• AIM: Transcribe every line exactly and omit anything that is a picture.

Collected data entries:
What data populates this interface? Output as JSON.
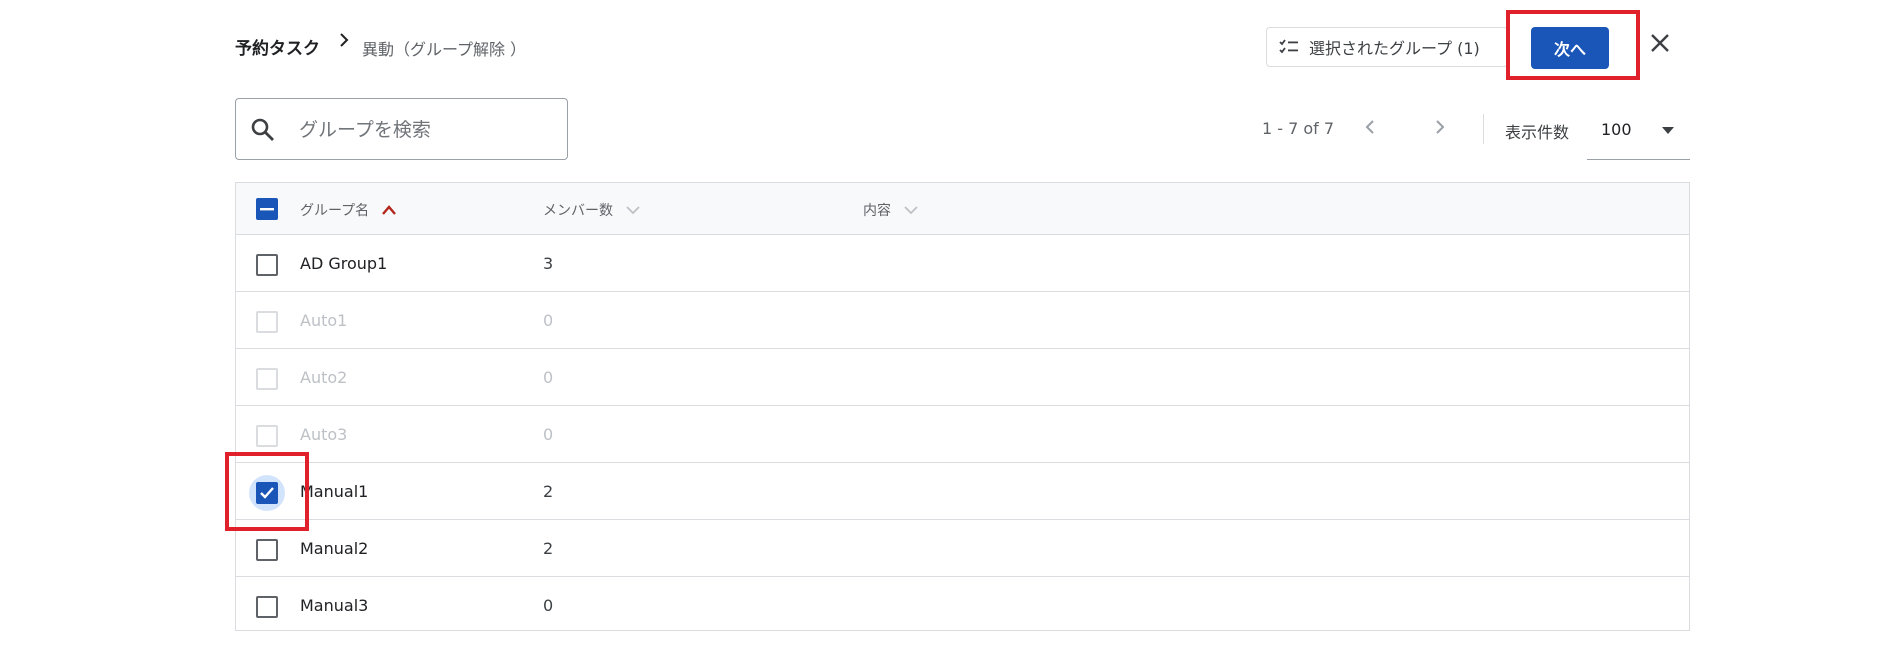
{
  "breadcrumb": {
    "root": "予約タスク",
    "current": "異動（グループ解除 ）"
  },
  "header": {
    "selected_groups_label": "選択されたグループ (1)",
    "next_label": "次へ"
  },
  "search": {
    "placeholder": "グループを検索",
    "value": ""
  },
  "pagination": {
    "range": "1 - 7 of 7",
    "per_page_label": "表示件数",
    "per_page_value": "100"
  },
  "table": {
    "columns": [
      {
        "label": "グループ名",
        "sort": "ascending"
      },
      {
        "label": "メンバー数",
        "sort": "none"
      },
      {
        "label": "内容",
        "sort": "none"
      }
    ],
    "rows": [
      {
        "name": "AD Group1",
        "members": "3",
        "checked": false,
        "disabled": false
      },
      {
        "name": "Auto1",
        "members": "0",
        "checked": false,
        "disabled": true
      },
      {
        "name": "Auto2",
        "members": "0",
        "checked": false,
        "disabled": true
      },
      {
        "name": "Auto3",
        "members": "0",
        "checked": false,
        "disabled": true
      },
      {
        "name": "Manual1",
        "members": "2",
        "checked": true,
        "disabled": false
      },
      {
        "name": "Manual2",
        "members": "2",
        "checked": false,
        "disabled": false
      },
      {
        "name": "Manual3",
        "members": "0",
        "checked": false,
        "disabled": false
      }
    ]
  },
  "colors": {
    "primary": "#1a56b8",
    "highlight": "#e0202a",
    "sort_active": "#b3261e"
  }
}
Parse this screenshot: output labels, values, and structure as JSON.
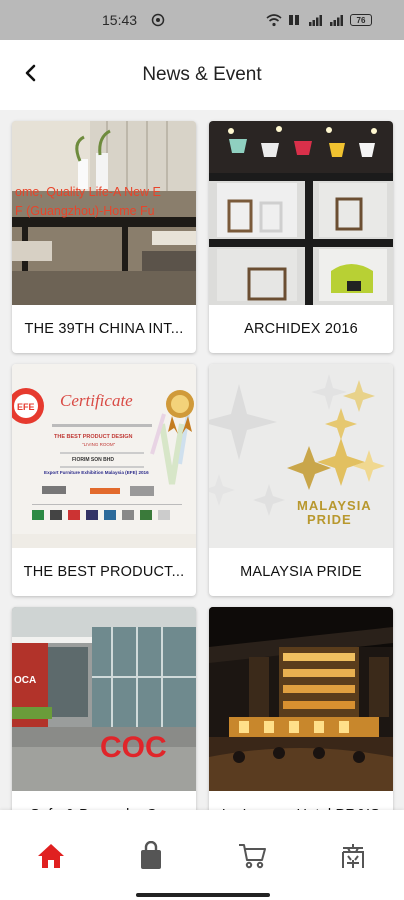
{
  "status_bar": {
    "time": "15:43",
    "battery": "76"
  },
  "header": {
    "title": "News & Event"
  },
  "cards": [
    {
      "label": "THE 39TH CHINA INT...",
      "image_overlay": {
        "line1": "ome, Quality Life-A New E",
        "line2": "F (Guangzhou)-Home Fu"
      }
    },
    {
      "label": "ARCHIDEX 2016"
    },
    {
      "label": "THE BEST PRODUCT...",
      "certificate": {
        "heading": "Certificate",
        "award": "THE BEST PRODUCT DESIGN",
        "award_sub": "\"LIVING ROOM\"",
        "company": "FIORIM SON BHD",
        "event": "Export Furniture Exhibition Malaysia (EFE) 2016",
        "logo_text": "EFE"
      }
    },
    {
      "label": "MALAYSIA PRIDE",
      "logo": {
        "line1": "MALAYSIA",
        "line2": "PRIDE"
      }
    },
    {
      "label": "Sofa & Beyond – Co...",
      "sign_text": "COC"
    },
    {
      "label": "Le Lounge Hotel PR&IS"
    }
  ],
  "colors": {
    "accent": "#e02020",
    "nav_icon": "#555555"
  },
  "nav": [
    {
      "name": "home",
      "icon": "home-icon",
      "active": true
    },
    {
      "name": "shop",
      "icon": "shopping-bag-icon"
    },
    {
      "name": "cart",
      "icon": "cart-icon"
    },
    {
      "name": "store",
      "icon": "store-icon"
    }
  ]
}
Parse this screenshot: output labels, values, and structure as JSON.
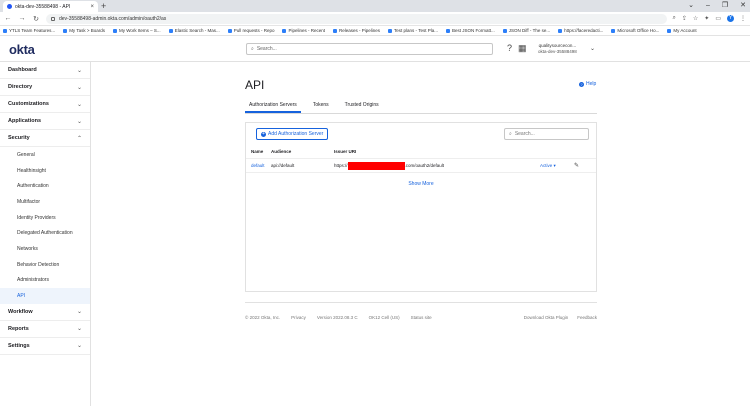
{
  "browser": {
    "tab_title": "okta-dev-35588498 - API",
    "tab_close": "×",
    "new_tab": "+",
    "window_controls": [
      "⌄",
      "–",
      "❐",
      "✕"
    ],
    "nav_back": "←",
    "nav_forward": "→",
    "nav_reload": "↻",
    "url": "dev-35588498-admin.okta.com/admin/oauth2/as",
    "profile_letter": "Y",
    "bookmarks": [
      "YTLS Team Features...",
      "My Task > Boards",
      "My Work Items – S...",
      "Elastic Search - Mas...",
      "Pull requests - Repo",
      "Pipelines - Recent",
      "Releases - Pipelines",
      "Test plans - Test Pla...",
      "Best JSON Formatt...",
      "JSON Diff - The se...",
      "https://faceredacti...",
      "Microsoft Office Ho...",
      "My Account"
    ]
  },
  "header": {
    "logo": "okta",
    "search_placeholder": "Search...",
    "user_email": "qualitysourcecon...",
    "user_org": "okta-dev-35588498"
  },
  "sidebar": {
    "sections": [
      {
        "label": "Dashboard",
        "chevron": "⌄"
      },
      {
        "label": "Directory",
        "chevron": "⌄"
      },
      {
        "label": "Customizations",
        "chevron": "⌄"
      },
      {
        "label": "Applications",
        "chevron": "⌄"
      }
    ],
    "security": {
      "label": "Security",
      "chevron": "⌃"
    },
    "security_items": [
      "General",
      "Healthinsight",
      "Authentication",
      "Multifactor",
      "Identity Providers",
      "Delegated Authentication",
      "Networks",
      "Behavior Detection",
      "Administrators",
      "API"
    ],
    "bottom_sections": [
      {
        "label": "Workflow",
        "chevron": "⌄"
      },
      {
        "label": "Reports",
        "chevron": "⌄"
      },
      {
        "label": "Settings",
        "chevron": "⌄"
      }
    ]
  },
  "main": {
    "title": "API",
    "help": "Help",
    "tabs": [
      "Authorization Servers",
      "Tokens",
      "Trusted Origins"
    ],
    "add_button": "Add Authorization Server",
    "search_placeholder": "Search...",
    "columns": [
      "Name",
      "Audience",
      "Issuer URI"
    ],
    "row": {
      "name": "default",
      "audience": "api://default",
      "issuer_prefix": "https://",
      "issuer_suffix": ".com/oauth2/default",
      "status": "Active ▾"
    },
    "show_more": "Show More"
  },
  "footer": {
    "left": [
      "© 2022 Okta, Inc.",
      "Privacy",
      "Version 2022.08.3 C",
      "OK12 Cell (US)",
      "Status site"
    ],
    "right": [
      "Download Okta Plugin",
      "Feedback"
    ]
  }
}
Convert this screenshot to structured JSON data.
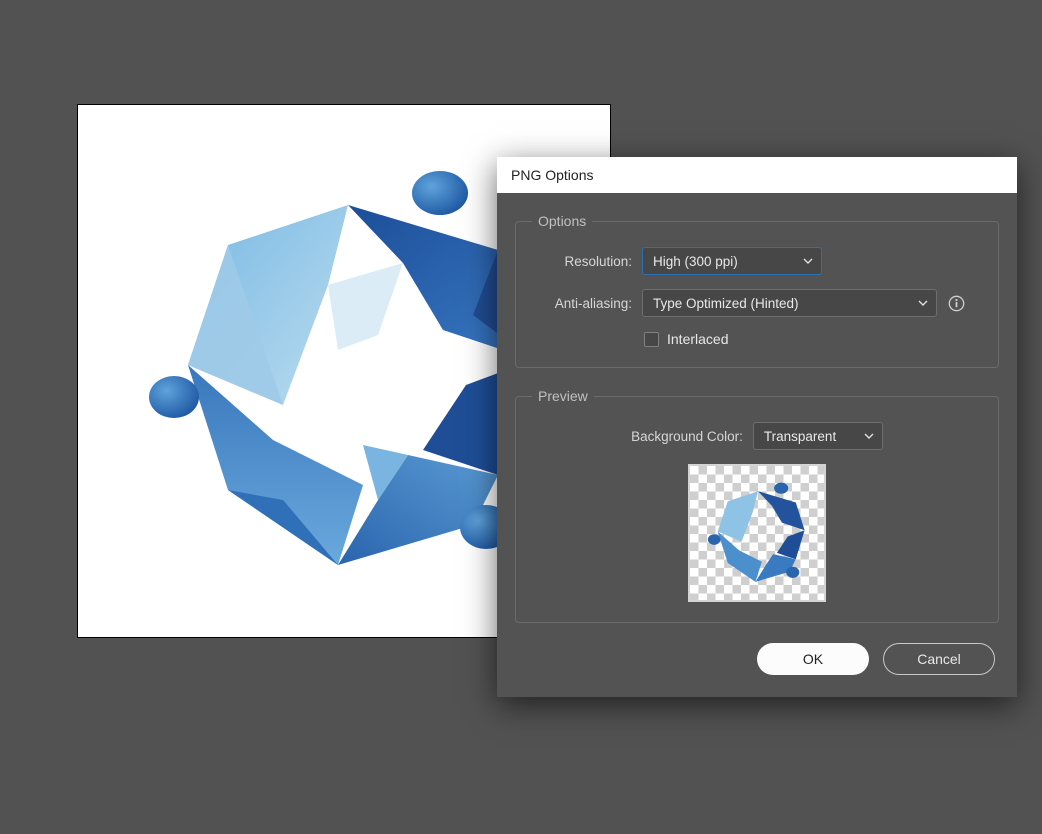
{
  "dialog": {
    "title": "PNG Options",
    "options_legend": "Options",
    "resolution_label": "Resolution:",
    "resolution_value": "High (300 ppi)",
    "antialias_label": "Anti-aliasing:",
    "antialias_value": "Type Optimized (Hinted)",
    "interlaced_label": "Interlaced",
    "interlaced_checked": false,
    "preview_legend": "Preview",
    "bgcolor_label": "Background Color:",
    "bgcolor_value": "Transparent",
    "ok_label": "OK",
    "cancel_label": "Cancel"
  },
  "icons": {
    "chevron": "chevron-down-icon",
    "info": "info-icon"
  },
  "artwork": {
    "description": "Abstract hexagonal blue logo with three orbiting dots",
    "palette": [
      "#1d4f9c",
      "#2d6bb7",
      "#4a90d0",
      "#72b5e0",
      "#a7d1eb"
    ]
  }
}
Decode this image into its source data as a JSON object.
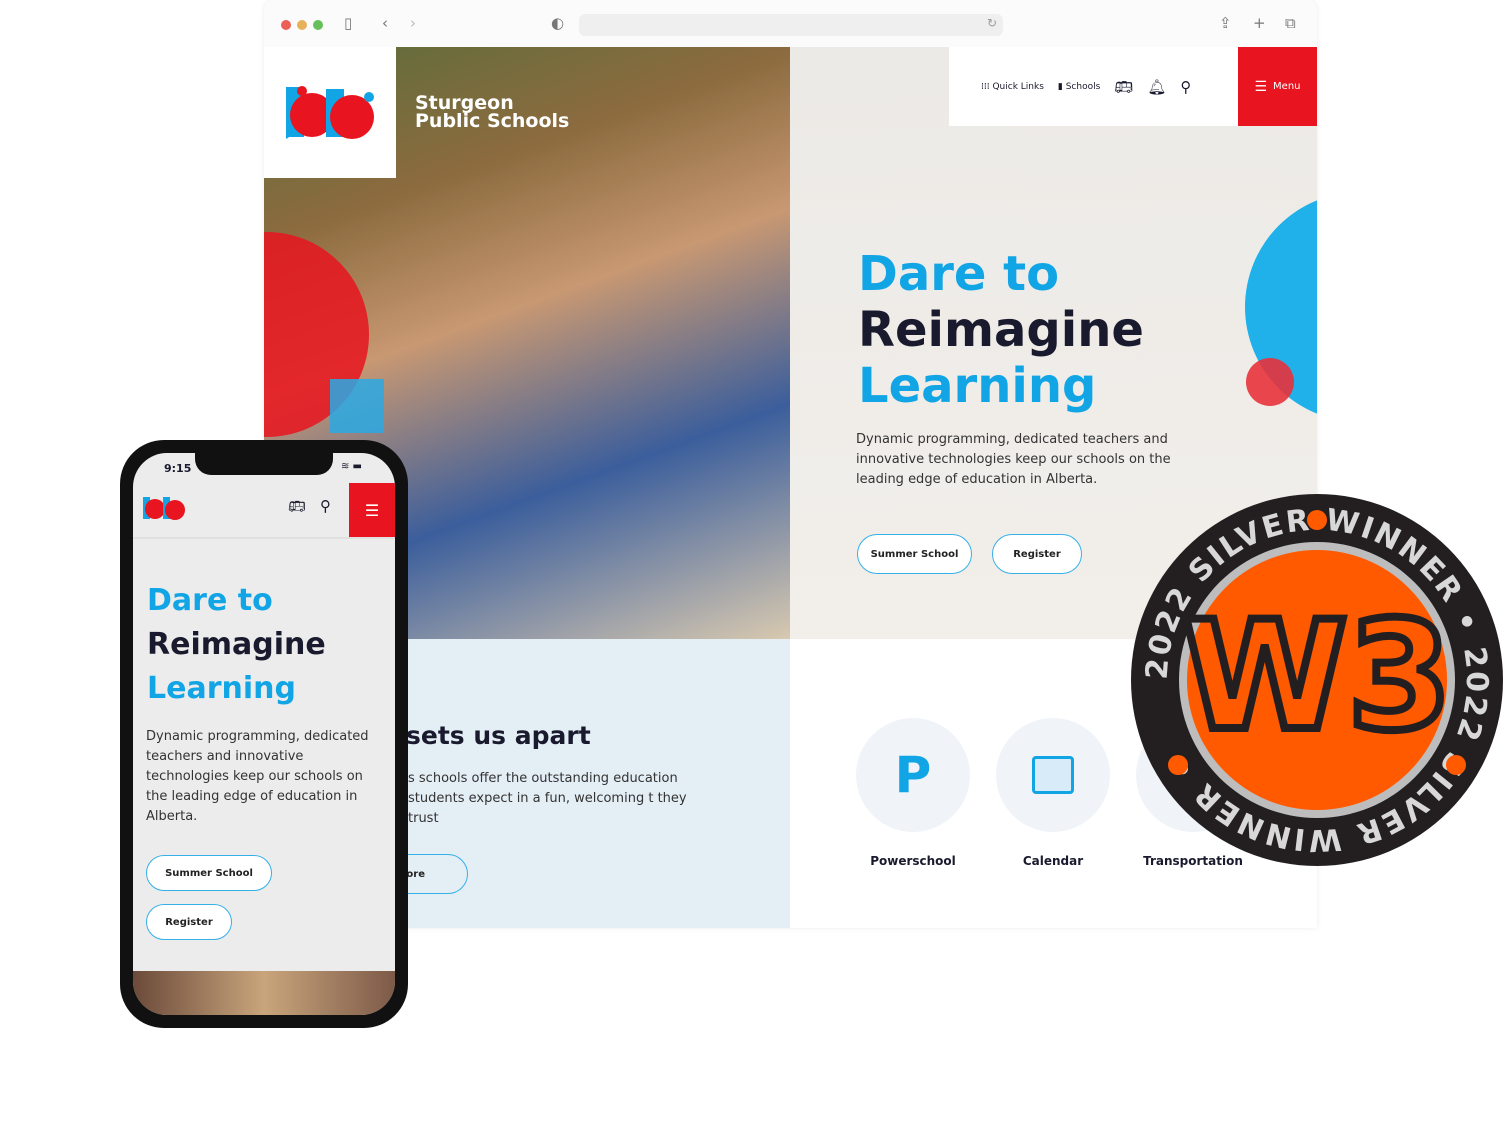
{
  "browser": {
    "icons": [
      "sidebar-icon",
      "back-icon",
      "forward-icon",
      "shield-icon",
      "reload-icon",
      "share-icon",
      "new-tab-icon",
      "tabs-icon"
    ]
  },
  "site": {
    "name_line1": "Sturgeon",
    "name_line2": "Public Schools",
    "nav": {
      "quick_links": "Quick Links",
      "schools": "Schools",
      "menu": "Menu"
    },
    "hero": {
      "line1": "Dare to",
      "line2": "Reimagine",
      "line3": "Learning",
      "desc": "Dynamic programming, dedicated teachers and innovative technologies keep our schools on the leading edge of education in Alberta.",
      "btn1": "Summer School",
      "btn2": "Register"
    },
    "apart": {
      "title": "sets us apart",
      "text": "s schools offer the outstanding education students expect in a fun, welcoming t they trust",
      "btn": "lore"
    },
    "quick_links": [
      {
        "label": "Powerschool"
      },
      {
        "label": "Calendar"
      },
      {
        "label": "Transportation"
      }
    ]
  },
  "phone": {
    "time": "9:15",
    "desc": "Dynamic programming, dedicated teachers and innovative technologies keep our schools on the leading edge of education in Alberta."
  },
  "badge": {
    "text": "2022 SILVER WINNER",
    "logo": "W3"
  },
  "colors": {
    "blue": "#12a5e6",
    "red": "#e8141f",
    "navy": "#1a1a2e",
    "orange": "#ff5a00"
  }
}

• FINISHED ANSWER:
What data populates this interface? Output as JSON.
{
  "breadcrumb": {
    "root": "予約タスク",
    "current": "異動（グループ解除 ）"
  },
  "header": {
    "selected_groups_label": "選択されたグループ (1)",
    "next_label": "次へ"
  },
  "search": {
    "placeholder": "グループを検索",
    "value": ""
  },
  "pagination": {
    "range": "1 - 7 of 7",
    "per_page_label": "表示件数",
    "per_page_value": "100"
  },
  "table": {
    "columns": [
      {
        "label": "グループ名",
        "sort": "ascending"
      },
      {
        "label": "メンバー数",
        "sort": "none"
      },
      {
        "label": "内容",
        "sort": "none"
      }
    ],
    "rows": [
      {
        "name": "AD Group1",
        "members": "3",
        "checked": false,
        "disabled": false
      },
      {
        "name": "Auto1",
        "members": "0",
        "checked": false,
        "disabled": true
      },
      {
        "name": "Auto2",
        "members": "0",
        "checked": false,
        "disabled": true
      },
      {
        "name": "Auto3",
        "members": "0",
        "checked": false,
        "disabled": true
      },
      {
        "name": "Manual1",
        "members": "2",
        "checked": true,
        "disabled": false
      },
      {
        "name": "Manual2",
        "members": "2",
        "checked": false,
        "disabled": false
      },
      {
        "name": "Manual3",
        "members": "0",
        "checked": false,
        "disabled": false
      }
    ]
  },
  "colors": {
    "primary": "#1a56b8",
    "highlight": "#e0202a",
    "sort_active": "#b3261e"
  }
}
Parse this screenshot: output labels, values, and structure as JSON.
{
  "status_bar": {
    "time": "15:43",
    "battery": "76"
  },
  "header": {
    "title": "News & Event"
  },
  "cards": [
    {
      "label": "THE 39TH CHINA INT...",
      "image_overlay": {
        "line1": "ome, Quality Life-A New E",
        "line2": "F (Guangzhou)-Home Fu"
      }
    },
    {
      "label": "ARCHIDEX 2016"
    },
    {
      "label": "THE BEST PRODUCT...",
      "certificate": {
        "heading": "Certificate",
        "award": "THE BEST PRODUCT DESIGN",
        "award_sub": "\"LIVING ROOM\"",
        "company": "FIORIM SON BHD",
        "event": "Export Furniture Exhibition Malaysia (EFE) 2016",
        "logo_text": "EFE"
      }
    },
    {
      "label": "MALAYSIA PRIDE",
      "logo": {
        "line1": "MALAYSIA",
        "line2": "PRIDE"
      }
    },
    {
      "label": "Sofa & Beyond – Co...",
      "sign_text": "COC"
    },
    {
      "label": "Le Lounge Hotel PR&IS"
    }
  ],
  "colors": {
    "accent": "#e02020",
    "nav_icon": "#555555"
  },
  "nav": [
    {
      "name": "home",
      "icon": "home-icon",
      "active": true
    },
    {
      "name": "shop",
      "icon": "shopping-bag-icon"
    },
    {
      "name": "cart",
      "icon": "cart-icon"
    },
    {
      "name": "store",
      "icon": "store-icon"
    }
  ]
}
Parse this screenshot: output labels, values, and structure as JSON.
{
  "browser": {
    "tab_title": "okta-dev-35588498 - API",
    "tab_close": "×",
    "new_tab": "+",
    "window_controls": [
      "⌄",
      "–",
      "❐",
      "✕"
    ],
    "nav_back": "←",
    "nav_forward": "→",
    "nav_reload": "↻",
    "url": "dev-35588498-admin.okta.com/admin/oauth2/as",
    "profile_letter": "Y",
    "bookmarks": [
      "YTLS Team Features...",
      "My Task > Boards",
      "My Work Items – S...",
      "Elastic Search - Mas...",
      "Pull requests - Repo",
      "Pipelines - Recent",
      "Releases - Pipelines",
      "Test plans - Test Pla...",
      "Best JSON Formatt...",
      "JSON Diff - The se...",
      "https://faceredacti...",
      "Microsoft Office Ho...",
      "My Account"
    ]
  },
  "header": {
    "logo": "okta",
    "search_placeholder": "Search...",
    "user_email": "qualitysourcecon...",
    "user_org": "okta-dev-35588498"
  },
  "sidebar": {
    "sections": [
      {
        "label": "Dashboard",
        "chevron": "⌄"
      },
      {
        "label": "Directory",
        "chevron": "⌄"
      },
      {
        "label": "Customizations",
        "chevron": "⌄"
      },
      {
        "label": "Applications",
        "chevron": "⌄"
      }
    ],
    "security": {
      "label": "Security",
      "chevron": "⌃"
    },
    "security_items": [
      "General",
      "Healthinsight",
      "Authentication",
      "Multifactor",
      "Identity Providers",
      "Delegated Authentication",
      "Networks",
      "Behavior Detection",
      "Administrators",
      "API"
    ],
    "bottom_sections": [
      {
        "label": "Workflow",
        "chevron": "⌄"
      },
      {
        "label": "Reports",
        "chevron": "⌄"
      },
      {
        "label": "Settings",
        "chevron": "⌄"
      }
    ]
  },
  "main": {
    "title": "API",
    "help": "Help",
    "tabs": [
      "Authorization Servers",
      "Tokens",
      "Trusted Origins"
    ],
    "add_button": "Add Authorization Server",
    "search_placeholder": "Search...",
    "columns": [
      "Name",
      "Audience",
      "Issuer URI"
    ],
    "row": {
      "name": "default",
      "audience": "api://default",
      "issuer_prefix": "https://",
      "issuer_suffix": ".com/oauth2/default",
      "status": "Active ▾"
    },
    "show_more": "Show More"
  },
  "footer": {
    "left": [
      "© 2022 Okta, Inc.",
      "Privacy",
      "Version 2022.08.3 C",
      "OK12 Cell (US)",
      "Status site"
    ],
    "right": [
      "Download Okta Plugin",
      "Feedback"
    ]
  }
}
Convert this screenshot to structured JSON data.
{
  "dialog": {
    "title": "PNG Options",
    "options_legend": "Options",
    "resolution_label": "Resolution:",
    "resolution_value": "High (300 ppi)",
    "antialias_label": "Anti-aliasing:",
    "antialias_value": "Type Optimized (Hinted)",
    "interlaced_label": "Interlaced",
    "interlaced_checked": false,
    "preview_legend": "Preview",
    "bgcolor_label": "Background Color:",
    "bgcolor_value": "Transparent",
    "ok_label": "OK",
    "cancel_label": "Cancel"
  },
  "icons": {
    "chevron": "chevron-down-icon",
    "info": "info-icon"
  },
  "artwork": {
    "description": "Abstract hexagonal blue logo with three orbiting dots",
    "palette": [
      "#1d4f9c",
      "#2d6bb7",
      "#4a90d0",
      "#72b5e0",
      "#a7d1eb"
    ]
  }
}
Decode this image into its source data as a JSON object.
{
  "browser": {
    "icons": [
      "sidebar-icon",
      "back-icon",
      "forward-icon",
      "shield-icon",
      "reload-icon",
      "share-icon",
      "new-tab-icon",
      "tabs-icon"
    ]
  },
  "site": {
    "name_line1": "Sturgeon",
    "name_line2": "Public Schools",
    "nav": {
      "quick_links": "Quick Links",
      "schools": "Schools",
      "menu": "Menu"
    },
    "hero": {
      "line1": "Dare to",
      "line2": "Reimagine",
      "line3": "Learning",
      "desc": "Dynamic programming, dedicated teachers and innovative technologies keep our schools on the leading edge of education in Alberta.",
      "btn1": "Summer School",
      "btn2": "Register"
    },
    "apart": {
      "title": "sets us apart",
      "text": "s schools offer the outstanding education students expect in a fun, welcoming t they trust",
      "btn": "lore"
    },
    "quick_links": [
      {
        "label": "Powerschool"
      },
      {
        "label": "Calendar"
      },
      {
        "label": "Transportation"
      }
    ]
  },
  "phone": {
    "time": "9:15",
    "desc": "Dynamic programming, dedicated teachers and innovative technologies keep our schools on the leading edge of education in Alberta."
  },
  "badge": {
    "text": "2022 SILVER WINNER",
    "logo": "W3"
  },
  "colors": {
    "blue": "#12a5e6",
    "red": "#e8141f",
    "navy": "#1a1a2e",
    "orange": "#ff5a00"
  }
}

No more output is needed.